Lors de son séjour en Ukraine, Sébastien Boivin a réalisé un tournage à Yahidne, où 350 prisonniers ukrainiens ont passé 25 jours dans le sous-sol d’une école à la noirceur, sans électricité, privés d’eau et de nourriture et même d’un accès à une toilette. Dix-sept personnes y ont perdu la vie. Un endroit qui a ébranlé le caméraman.

« Quand les Russes sont arrivés à Yahidne, ils ont fait sortir à l’extérieur de leur résidence tous les citoyens pour les amener dans cette prison improvisée. En cas de refus de les suivre, on les abattait sur place », raconte Sébastien Boivin.

« Ils étaient à 30 centimètres l’un de l’autre à dormir sur le sol. Parfois, les Russes leur donnaient un bidon d’eau pour s’abreuver et des rations de nourriture séchée destinés aux militaires pour se nourrir. »

Camp de concentration

« Nous avons eu le privilège de visiter cet endroit. Tout est demeuré intact. Un des prisonniers de l’époque nous a montré la chaise où il a dormi pendant près d’un mois à la noirceur totale, sans bouger. C’était comme un camp de concentration. »

Les prisonniers, sans toilett,e devaient faire leurs besoins dans des sceaux de cinq gallons qu’ils déplaçaient dans une section de leur prison.

## Documents de référence
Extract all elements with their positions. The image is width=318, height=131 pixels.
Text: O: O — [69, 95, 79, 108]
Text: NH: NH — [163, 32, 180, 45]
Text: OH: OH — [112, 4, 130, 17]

## Consigne 1
Selon l'extrait sur Yahidne, combien de jours les 350 prisonniers ont-ils passés dans le sous-sol de l'école ?
## Consigne 2
Prolongez l'extrait sur Yahidne à partir de sa dernière phrase.

## Réponse 1
Ils y ont passé 25 jours.

## Réponse 2
« Dans l’une des classes au sous-sol, ils ont inscrit sur un calendrier le nom des gens décédés. Sept d’entre eux qui ont essayé de sortir se sont fait abattre à l’extérieur. Les Russes remettaient les corps dans le sous-sol et des prisonniers qui devaient les empiler », raconte avec beaucoup d’émotion le caméraman.

« Dix autres prisonniers sont morts de suffocation tellement l’air était rare et vicié. »

Vivre sous les bombes

L’un des autres tournages qui a marqué le séjour de Sébastien Boivin fut réalisé à Kharkiv (480 Km à l'Est de Kiev ), une ville de 1,5 million d’habitants (avant la guerre) qui est bombardée chaque jour.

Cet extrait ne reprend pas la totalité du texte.